TASK STATEMENT
Reproduce every line of the records below with no changes.

EXTRACTED MATERIAL
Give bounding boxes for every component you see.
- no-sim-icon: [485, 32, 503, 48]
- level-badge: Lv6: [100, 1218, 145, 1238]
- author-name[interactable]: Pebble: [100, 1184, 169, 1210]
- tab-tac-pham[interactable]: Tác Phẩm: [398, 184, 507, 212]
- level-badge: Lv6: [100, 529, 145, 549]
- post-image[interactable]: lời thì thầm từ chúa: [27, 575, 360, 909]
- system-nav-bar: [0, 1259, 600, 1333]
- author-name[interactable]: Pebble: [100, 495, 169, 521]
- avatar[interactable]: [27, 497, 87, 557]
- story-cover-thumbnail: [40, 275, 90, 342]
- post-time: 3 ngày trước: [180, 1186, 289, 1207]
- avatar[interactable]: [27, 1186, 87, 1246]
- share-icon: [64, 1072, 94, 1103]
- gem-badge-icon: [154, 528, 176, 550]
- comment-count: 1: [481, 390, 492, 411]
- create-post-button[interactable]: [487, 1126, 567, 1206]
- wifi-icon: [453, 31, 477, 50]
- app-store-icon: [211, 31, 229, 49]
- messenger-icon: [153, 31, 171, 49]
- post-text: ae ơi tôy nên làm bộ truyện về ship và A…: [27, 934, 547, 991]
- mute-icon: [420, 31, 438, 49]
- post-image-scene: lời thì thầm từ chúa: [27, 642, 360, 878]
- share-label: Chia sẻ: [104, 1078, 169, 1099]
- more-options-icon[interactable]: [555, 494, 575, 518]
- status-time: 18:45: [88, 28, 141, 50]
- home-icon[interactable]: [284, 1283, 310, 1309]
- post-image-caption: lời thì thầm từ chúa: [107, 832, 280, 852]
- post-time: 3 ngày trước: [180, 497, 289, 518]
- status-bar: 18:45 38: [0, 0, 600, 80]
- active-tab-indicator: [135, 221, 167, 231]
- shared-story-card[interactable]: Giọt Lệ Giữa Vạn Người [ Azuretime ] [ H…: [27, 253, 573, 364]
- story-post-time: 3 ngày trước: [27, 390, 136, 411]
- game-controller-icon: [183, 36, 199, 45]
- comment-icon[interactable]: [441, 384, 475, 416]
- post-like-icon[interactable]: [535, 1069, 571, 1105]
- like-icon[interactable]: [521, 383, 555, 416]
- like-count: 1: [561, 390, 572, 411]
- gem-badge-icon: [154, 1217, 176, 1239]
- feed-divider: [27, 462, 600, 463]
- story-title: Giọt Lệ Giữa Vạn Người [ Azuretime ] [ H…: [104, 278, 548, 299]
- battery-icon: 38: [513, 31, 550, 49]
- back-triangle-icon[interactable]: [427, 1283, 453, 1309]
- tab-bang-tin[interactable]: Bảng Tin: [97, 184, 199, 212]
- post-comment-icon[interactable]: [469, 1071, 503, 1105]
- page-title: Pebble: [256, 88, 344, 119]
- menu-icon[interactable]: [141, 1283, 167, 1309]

ANSWER TO THIS EXERCISE
Give bounding boxes for every component you see.
- no-sim-icon: [485, 32, 503, 48]
- level-badge: Lv6: [100, 1218, 145, 1238]
- author-name[interactable]: Pebble: [100, 1184, 169, 1210]
- tab-tac-pham[interactable]: Tác Phẩm: [398, 184, 507, 212]
- level-badge: Lv6: [100, 529, 145, 549]
- post-image[interactable]: lời thì thầm từ chúa: [27, 575, 360, 909]
- system-nav-bar: [0, 1259, 600, 1333]
- author-name[interactable]: Pebble: [100, 495, 169, 521]
- avatar[interactable]: [27, 497, 87, 557]
- story-cover-thumbnail: [40, 275, 90, 342]
- post-time: 3 ngày trước: [180, 1186, 289, 1207]
- avatar[interactable]: [27, 1186, 87, 1246]
- share-icon: [64, 1072, 94, 1103]
- gem-badge-icon: [154, 528, 176, 550]
- comment-count: 1: [481, 390, 492, 411]
- create-post-button[interactable]: [487, 1126, 567, 1206]
- wifi-icon: [453, 31, 477, 50]
- app-store-icon: [211, 31, 229, 49]
- messenger-icon: [153, 31, 171, 49]
- post-text: ae ơi tôy nên làm bộ truyện về ship và A…: [27, 934, 547, 991]
- mute-icon: [420, 31, 438, 49]
- post-image-scene: lời thì thầm từ chúa: [27, 642, 360, 878]
- share-label: Chia sẻ: [104, 1078, 169, 1099]
- more-options-icon[interactable]: [555, 494, 575, 518]
- status-time: 18:45: [88, 28, 141, 50]
- home-icon[interactable]: [284, 1283, 310, 1309]
- post-image-caption: lời thì thầm từ chúa: [107, 832, 280, 852]
- post-time: 3 ngày trước: [180, 497, 289, 518]
- status-bar: 18:45 38: [0, 0, 600, 80]
- active-tab-indicator: [135, 221, 167, 231]
- shared-story-card[interactable]: Giọt Lệ Giữa Vạn Người [ Azuretime ] [ H…: [27, 253, 573, 364]
- story-post-time: 3 ngày trước: [27, 390, 136, 411]
- game-controller-icon: [183, 36, 199, 45]
- comment-icon[interactable]: [441, 384, 475, 416]
- post-like-icon[interactable]: [535, 1069, 571, 1105]
- like-icon[interactable]: [521, 383, 555, 416]
- like-count: 1: [561, 390, 572, 411]
- gem-badge-icon: [154, 1217, 176, 1239]
- feed-divider: [27, 462, 600, 463]
- story-title: Giọt Lệ Giữa Vạn Người [ Azuretime ] [ H…: [104, 278, 548, 299]
- battery-icon: 38: [513, 31, 550, 49]
- back-triangle-icon[interactable]: [427, 1283, 453, 1309]
- tab-bang-tin[interactable]: Bảng Tin: [97, 184, 199, 212]
- post-comment-icon[interactable]: [469, 1071, 503, 1105]
- page-title: Pebble: [256, 88, 344, 119]
- menu-icon[interactable]: [141, 1283, 167, 1309]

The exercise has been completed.